Using the records below, give the number of lines where the word "JSON" appears, with no further output.

--- Begin DATA LINES ---

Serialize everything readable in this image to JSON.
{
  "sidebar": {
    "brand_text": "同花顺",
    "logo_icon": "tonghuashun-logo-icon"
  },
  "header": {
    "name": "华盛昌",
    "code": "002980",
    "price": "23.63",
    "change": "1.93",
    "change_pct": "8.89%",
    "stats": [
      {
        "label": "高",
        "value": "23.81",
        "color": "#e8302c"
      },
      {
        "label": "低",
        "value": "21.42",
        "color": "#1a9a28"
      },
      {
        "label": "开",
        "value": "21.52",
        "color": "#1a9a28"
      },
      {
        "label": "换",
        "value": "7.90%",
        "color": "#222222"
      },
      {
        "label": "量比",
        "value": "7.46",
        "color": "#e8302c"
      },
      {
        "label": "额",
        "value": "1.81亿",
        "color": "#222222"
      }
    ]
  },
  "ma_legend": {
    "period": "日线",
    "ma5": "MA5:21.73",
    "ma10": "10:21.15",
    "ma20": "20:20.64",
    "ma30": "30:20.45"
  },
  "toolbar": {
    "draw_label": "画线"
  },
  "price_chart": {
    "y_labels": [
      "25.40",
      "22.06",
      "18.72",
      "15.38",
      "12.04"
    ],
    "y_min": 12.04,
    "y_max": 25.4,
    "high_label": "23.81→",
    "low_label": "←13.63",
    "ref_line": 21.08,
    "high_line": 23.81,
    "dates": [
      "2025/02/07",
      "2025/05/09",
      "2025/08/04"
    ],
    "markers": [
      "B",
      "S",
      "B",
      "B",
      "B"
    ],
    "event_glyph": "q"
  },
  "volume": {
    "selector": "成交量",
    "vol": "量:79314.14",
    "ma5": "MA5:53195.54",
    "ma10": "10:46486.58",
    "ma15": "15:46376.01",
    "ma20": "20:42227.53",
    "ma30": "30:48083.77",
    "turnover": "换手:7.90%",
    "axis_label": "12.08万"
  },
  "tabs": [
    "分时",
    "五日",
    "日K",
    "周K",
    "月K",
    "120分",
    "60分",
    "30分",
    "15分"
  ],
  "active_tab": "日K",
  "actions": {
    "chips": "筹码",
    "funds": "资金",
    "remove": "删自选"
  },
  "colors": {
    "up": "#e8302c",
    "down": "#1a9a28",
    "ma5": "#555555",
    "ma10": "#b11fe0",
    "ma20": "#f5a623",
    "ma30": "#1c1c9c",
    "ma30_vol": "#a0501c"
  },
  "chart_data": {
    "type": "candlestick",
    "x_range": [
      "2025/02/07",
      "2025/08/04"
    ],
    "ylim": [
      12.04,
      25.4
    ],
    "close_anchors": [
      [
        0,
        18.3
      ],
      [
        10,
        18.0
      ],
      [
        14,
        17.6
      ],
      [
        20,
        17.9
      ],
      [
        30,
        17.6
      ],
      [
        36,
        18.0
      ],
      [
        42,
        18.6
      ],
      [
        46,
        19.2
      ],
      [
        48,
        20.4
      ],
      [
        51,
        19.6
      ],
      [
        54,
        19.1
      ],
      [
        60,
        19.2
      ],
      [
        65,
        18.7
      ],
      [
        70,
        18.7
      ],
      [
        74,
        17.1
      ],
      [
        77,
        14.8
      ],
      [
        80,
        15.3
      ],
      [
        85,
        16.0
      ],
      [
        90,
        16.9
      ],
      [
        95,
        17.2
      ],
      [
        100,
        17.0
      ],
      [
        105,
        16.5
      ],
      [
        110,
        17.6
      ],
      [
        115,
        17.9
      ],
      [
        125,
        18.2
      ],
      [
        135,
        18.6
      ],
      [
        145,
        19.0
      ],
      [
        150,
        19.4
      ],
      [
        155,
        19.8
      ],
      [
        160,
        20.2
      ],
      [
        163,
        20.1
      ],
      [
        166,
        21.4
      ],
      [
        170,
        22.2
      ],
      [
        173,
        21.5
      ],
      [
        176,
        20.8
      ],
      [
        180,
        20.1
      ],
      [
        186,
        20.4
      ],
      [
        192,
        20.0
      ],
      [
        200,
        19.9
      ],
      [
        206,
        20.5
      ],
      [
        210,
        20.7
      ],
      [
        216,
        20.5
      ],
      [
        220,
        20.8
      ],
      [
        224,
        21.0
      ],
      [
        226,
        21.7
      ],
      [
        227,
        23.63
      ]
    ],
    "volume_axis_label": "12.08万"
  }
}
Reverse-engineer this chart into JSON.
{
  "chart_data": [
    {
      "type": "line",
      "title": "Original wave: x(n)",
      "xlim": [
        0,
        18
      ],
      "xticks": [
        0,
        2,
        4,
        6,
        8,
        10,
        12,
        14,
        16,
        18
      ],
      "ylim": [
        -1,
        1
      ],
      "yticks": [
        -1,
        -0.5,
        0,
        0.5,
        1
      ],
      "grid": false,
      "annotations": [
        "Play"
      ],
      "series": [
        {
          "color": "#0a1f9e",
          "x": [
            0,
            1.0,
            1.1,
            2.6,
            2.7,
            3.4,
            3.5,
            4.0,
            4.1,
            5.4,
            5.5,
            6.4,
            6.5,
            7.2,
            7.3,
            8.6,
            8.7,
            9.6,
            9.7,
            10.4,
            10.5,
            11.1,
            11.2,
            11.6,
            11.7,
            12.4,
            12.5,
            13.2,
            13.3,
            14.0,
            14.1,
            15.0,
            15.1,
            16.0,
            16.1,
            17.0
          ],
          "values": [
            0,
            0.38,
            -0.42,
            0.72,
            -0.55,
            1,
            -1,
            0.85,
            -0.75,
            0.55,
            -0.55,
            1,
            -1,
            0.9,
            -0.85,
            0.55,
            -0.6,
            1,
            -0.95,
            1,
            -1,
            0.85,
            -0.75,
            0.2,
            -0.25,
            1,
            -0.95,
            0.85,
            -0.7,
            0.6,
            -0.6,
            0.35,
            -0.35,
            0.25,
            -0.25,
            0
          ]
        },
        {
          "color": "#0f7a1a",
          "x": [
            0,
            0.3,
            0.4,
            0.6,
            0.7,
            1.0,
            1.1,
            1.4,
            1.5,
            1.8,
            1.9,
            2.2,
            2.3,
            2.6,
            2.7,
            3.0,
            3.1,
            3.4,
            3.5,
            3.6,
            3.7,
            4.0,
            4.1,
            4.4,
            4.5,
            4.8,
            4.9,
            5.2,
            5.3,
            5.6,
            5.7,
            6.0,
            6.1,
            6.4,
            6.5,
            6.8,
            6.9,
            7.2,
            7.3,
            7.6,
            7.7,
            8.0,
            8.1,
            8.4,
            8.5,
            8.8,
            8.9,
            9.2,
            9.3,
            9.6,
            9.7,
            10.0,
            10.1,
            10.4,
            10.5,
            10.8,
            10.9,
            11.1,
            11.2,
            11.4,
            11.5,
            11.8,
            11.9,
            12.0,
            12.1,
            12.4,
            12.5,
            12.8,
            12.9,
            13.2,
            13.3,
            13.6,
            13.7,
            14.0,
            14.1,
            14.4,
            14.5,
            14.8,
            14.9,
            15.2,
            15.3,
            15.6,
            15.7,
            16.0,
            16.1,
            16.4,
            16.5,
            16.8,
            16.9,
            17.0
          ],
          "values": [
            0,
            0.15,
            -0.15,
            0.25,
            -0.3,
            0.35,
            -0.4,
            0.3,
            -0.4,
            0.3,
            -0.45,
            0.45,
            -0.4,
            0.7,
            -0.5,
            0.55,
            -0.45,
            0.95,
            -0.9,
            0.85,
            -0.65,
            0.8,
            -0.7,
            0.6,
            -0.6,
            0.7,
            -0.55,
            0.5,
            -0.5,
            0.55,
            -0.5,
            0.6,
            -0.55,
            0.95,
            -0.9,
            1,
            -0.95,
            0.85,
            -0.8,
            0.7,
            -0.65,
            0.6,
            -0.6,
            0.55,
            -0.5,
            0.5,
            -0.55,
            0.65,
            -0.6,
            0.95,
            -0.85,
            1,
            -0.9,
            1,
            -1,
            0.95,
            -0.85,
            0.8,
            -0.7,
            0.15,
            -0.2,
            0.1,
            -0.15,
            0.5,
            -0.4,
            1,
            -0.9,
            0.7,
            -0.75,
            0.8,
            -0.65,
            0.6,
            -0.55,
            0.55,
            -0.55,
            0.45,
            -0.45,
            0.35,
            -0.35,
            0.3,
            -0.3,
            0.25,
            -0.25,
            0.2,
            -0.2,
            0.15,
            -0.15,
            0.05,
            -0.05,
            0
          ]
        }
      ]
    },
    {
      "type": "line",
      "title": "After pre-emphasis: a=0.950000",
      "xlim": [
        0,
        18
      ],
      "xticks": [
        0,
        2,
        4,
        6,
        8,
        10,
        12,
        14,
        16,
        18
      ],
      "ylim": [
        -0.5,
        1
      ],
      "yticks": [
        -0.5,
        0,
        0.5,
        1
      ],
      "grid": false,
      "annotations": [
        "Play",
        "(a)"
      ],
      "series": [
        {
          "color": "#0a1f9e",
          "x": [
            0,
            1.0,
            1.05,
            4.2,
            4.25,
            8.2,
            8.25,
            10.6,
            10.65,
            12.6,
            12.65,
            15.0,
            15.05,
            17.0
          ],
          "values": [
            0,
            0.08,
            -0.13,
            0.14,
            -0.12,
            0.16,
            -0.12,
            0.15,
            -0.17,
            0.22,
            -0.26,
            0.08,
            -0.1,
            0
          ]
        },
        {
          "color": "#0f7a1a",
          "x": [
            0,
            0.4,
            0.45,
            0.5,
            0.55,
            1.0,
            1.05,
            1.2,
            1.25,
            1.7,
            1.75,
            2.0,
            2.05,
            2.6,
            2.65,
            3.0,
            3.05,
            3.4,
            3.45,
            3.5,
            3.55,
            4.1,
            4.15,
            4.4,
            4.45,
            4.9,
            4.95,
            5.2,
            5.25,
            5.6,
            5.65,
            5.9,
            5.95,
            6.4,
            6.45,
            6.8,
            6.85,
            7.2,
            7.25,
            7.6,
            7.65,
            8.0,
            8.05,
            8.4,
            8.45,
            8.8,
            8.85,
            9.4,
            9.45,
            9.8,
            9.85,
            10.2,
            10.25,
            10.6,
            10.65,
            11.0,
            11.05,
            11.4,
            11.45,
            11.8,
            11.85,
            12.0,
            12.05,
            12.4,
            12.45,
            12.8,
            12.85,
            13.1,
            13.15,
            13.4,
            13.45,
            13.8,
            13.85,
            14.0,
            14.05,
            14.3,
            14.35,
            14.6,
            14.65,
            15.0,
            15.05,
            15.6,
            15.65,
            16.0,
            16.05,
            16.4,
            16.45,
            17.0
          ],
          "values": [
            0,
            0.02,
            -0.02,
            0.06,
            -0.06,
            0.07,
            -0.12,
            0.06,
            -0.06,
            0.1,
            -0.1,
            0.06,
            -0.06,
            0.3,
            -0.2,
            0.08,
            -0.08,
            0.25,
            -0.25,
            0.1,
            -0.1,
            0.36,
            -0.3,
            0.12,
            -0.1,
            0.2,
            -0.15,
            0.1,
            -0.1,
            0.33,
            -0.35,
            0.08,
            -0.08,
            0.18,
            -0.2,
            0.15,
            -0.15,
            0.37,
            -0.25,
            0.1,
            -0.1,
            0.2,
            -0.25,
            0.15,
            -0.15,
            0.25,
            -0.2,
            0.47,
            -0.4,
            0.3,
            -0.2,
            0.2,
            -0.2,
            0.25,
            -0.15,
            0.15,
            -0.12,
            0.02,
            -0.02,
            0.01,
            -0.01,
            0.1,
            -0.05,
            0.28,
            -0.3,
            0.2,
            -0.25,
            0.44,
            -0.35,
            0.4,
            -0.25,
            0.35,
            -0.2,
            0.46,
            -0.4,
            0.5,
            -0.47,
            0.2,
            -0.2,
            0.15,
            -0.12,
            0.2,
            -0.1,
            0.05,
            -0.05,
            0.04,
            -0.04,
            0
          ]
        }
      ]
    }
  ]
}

--- End DATA LINES ---

ANSWER TO THE TASK ::
2